• [Data in this exercise]
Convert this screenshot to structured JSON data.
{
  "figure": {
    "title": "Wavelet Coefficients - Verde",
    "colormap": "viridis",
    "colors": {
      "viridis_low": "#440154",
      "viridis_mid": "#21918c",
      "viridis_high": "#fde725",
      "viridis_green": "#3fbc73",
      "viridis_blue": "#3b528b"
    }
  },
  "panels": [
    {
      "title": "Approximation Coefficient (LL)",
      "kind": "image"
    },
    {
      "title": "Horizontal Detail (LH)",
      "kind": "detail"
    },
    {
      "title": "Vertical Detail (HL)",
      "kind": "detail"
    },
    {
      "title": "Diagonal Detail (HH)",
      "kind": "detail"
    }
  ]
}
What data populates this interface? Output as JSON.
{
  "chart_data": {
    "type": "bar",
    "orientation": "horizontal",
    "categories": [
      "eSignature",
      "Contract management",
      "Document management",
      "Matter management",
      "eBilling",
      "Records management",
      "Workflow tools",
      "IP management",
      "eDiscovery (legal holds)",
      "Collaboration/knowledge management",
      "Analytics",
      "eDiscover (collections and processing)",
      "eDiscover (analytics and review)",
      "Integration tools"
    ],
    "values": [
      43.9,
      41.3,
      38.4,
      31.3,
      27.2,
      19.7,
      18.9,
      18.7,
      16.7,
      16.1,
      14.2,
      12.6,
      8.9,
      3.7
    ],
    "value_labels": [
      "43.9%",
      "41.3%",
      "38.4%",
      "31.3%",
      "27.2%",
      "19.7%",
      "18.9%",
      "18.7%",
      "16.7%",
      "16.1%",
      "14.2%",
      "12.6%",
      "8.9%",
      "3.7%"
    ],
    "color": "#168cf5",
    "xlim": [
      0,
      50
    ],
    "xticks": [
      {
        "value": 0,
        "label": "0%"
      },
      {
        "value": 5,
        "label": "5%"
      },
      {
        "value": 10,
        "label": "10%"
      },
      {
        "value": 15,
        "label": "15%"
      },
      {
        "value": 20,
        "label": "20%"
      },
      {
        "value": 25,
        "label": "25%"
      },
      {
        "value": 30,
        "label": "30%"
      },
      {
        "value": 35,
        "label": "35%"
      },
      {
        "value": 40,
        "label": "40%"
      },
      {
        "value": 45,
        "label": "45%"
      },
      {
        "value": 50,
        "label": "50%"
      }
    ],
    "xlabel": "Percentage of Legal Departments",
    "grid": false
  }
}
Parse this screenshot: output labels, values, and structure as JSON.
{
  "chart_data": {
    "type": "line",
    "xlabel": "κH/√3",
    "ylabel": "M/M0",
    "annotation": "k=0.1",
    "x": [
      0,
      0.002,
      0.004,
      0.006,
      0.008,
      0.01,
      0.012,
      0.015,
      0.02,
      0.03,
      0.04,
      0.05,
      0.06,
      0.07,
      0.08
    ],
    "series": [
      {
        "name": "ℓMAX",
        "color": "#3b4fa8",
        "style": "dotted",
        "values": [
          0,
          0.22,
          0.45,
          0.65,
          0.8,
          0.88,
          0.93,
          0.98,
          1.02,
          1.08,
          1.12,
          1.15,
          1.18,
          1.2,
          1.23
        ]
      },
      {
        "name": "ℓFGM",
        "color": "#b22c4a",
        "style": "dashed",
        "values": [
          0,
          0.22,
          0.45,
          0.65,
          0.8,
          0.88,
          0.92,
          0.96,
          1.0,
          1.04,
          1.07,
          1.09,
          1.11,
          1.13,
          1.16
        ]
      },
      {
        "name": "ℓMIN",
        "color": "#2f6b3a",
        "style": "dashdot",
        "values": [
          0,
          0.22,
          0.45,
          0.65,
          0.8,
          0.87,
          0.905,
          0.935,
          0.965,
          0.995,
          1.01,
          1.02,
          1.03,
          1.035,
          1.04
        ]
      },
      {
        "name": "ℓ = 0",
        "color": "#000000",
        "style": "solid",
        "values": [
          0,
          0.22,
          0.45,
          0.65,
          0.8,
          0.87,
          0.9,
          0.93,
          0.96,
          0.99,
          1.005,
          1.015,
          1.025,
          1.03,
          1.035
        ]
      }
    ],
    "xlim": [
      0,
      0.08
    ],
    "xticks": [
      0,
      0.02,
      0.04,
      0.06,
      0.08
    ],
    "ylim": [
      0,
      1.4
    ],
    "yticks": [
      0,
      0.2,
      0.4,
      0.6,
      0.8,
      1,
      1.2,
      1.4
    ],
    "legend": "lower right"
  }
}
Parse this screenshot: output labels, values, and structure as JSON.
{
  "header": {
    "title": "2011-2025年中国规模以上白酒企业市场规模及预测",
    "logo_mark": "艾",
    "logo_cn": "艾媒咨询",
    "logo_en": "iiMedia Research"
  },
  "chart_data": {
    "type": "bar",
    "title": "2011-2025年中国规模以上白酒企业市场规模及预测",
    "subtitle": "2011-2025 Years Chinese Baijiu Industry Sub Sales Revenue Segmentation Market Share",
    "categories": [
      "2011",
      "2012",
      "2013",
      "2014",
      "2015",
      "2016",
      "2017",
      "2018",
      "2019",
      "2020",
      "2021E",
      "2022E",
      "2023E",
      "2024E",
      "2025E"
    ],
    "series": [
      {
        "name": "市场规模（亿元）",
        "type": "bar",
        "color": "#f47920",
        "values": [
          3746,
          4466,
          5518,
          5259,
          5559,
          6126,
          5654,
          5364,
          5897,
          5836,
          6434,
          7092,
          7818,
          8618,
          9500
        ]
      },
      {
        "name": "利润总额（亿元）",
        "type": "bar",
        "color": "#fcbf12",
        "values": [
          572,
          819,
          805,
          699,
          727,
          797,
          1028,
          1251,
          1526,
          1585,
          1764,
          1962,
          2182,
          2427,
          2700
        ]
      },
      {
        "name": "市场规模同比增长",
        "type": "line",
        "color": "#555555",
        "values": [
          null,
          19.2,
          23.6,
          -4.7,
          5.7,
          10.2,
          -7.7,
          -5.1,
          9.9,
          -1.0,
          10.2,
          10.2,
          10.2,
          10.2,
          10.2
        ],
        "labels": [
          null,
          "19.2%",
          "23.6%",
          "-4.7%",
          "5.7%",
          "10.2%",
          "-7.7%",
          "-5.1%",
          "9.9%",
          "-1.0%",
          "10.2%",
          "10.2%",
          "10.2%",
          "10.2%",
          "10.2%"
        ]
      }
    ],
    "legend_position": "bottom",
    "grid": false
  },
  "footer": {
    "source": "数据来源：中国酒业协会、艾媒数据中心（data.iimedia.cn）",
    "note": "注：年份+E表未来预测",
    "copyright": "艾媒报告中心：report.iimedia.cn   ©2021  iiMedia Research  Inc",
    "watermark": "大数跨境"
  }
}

• [Task details]
Copy all lines from the entries that contain the word "Research".

• [Task answer]
    "logo_en": "iiMedia Research"
    "copyright": "艾媒报告中心：report.iimedia.cn   ©2021  iiMedia Research  Inc",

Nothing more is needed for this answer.